— Begin —

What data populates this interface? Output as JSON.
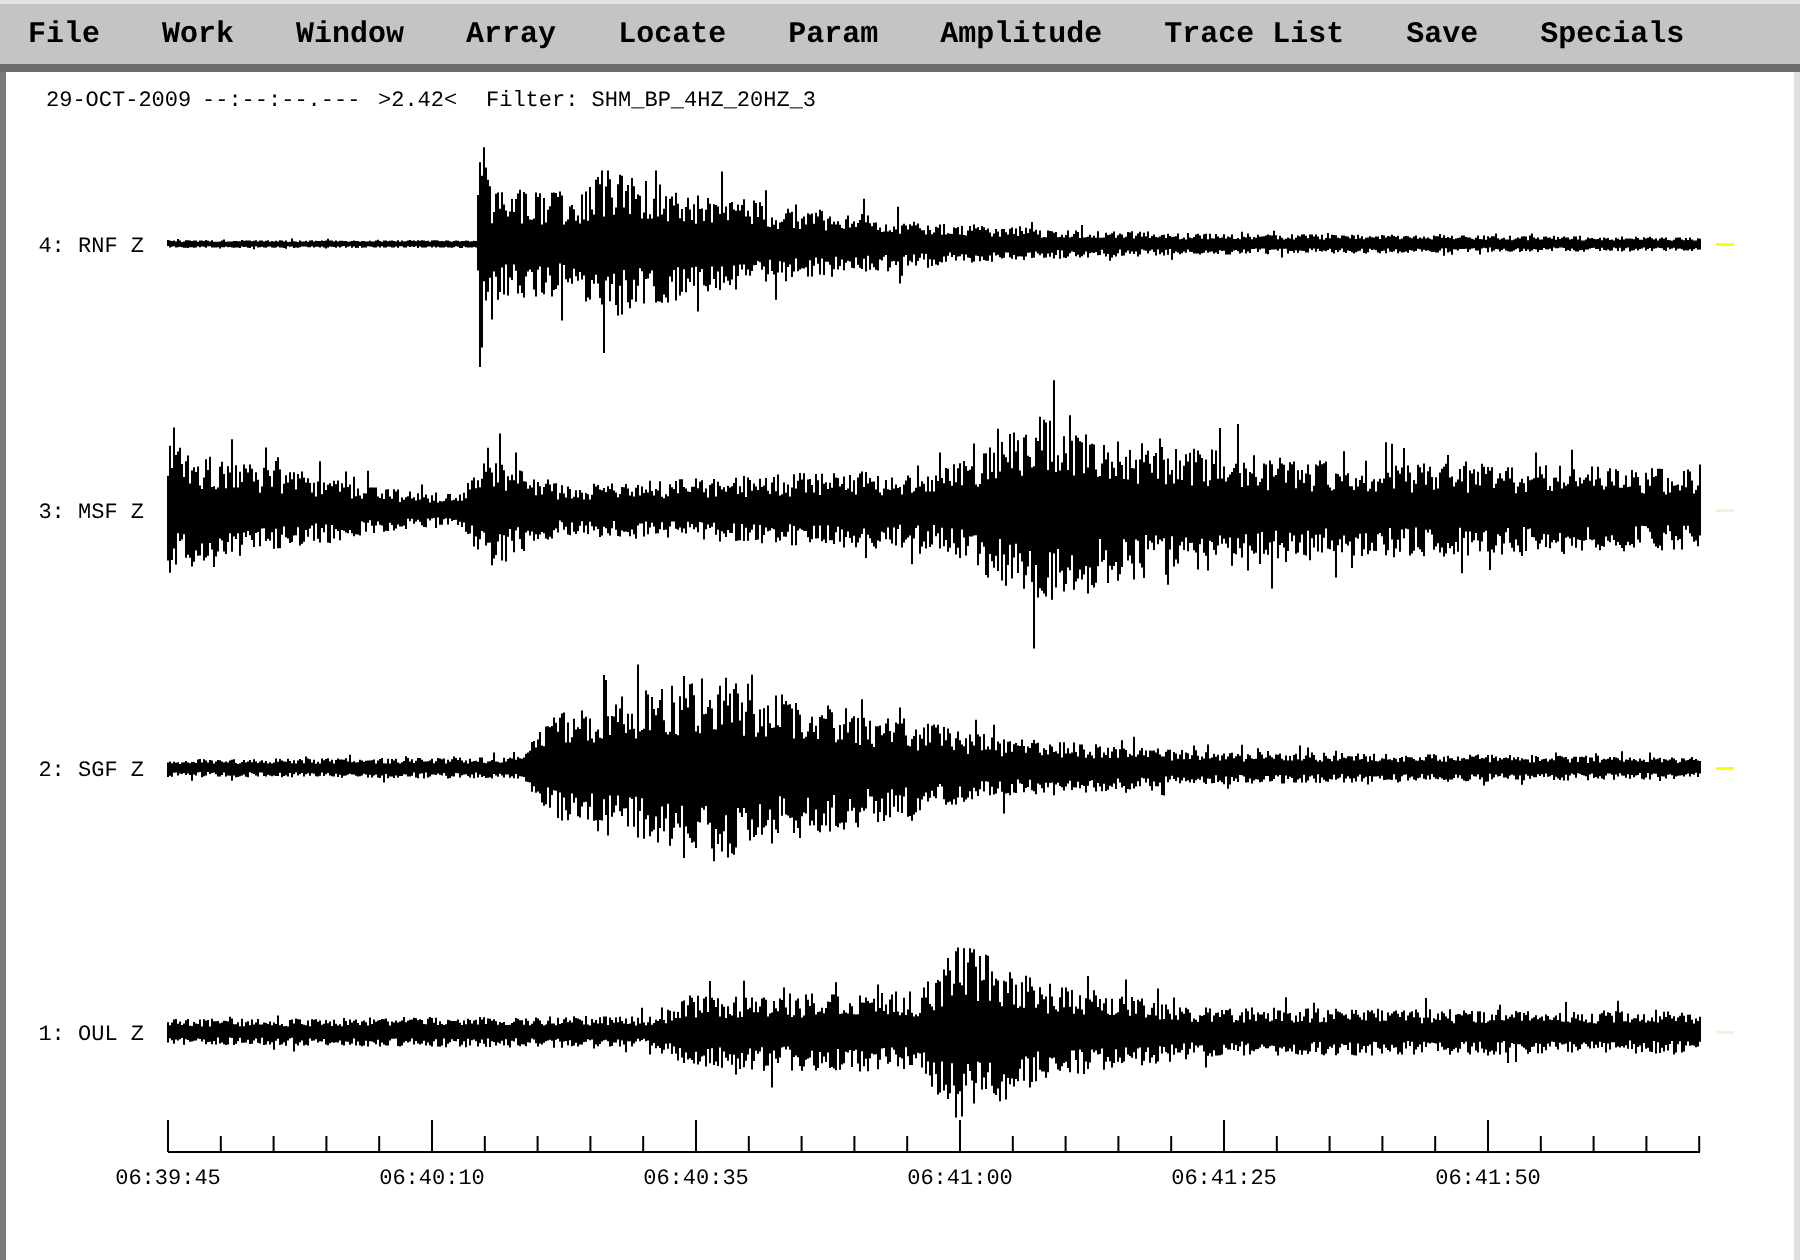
{
  "menu": [
    "File",
    "Work",
    "Window",
    "Array",
    "Locate",
    "Param",
    "Amplitude",
    "Trace List",
    "Save",
    "Specials"
  ],
  "header": {
    "date": "29-OCT-2009",
    "time": "--:--:--.---",
    "value": ">2.42<",
    "filter": "Filter: SHM_BP_4HZ_20HZ_3"
  },
  "traces": [
    {
      "label": "4: RNF Z",
      "selected": true
    },
    {
      "label": "3: MSF Z",
      "selected": false
    },
    {
      "label": "2: SGF Z",
      "selected": true
    },
    {
      "label": "1: OUL Z",
      "selected": false
    }
  ],
  "time_axis": {
    "labels": [
      "06:39:45",
      "06:40:10",
      "06:40:35",
      "06:41:00",
      "06:41:25",
      "06:41:50"
    ]
  }
}
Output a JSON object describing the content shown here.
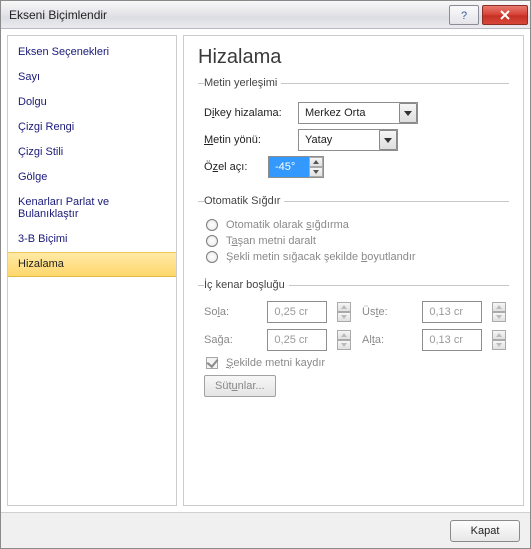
{
  "window": {
    "title": "Ekseni Biçimlendir"
  },
  "sidebar": {
    "items": [
      {
        "label": "Eksen Seçenekleri"
      },
      {
        "label": "Sayı"
      },
      {
        "label": "Dolgu"
      },
      {
        "label": "Çizgi Rengi"
      },
      {
        "label": "Çizgi Stili"
      },
      {
        "label": "Gölge"
      },
      {
        "label": "Kenarları Parlat ve Bulanıklaştır"
      },
      {
        "label": "3-B Biçimi"
      },
      {
        "label": "Hizalama"
      }
    ],
    "selected_index": 8
  },
  "pane": {
    "title": "Hizalama",
    "text_layout": {
      "legend": "Metin yerleşimi",
      "valign_label_pre": "D",
      "valign_label_u": "i",
      "valign_label_post": "key hizalama:",
      "valign_value": "Merkez Orta",
      "dir_label_pre": "",
      "dir_label_u": "M",
      "dir_label_post": "etin yönü:",
      "dir_value": "Yatay",
      "angle_label_pre": "Ö",
      "angle_label_u": "z",
      "angle_label_post": "el açı:",
      "angle_value": "-45°"
    },
    "autofit": {
      "legend": "Otomatik Sığdır",
      "opt1_pre": "Otomatik olarak ",
      "opt1_u": "s",
      "opt1_post": "ığdırma",
      "opt2_pre": "T",
      "opt2_u": "a",
      "opt2_post": "şan metni daralt",
      "opt3_pre": "Şekli metin sığacak şekilde ",
      "opt3_u": "b",
      "opt3_post": "oyutlandır"
    },
    "margins": {
      "legend": "İç kenar boşluğu",
      "left_label_pre": "So",
      "left_label_u": "l",
      "left_label_post": "a:",
      "left_value": "0,25 cm",
      "right_label_pre": "Sa",
      "right_label_u": "ğ",
      "right_label_post": "a:",
      "right_value": "0,25 cm",
      "top_label_pre": "Üs",
      "top_label_u": "t",
      "top_label_post": "e:",
      "top_value": "0,13 cm",
      "bottom_label_pre": "Al",
      "bottom_label_u": "t",
      "bottom_label_post": "a:",
      "bottom_value": "0,13 cm",
      "wrap_pre": "",
      "wrap_u": "Ş",
      "wrap_post": "ekilde metni kaydır",
      "columns_btn_pre": "Süt",
      "columns_btn_u": "u",
      "columns_btn_post": "nlar..."
    }
  },
  "footer": {
    "close": "Kapat"
  }
}
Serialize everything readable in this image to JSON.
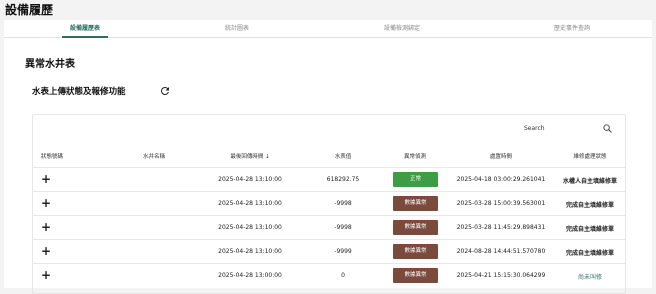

— End —

▸ **SET TASK**:
Return only the number of lines in the data above that include the word "Output".

▸ **SOLUTION TO THIS PROBLEM**:
2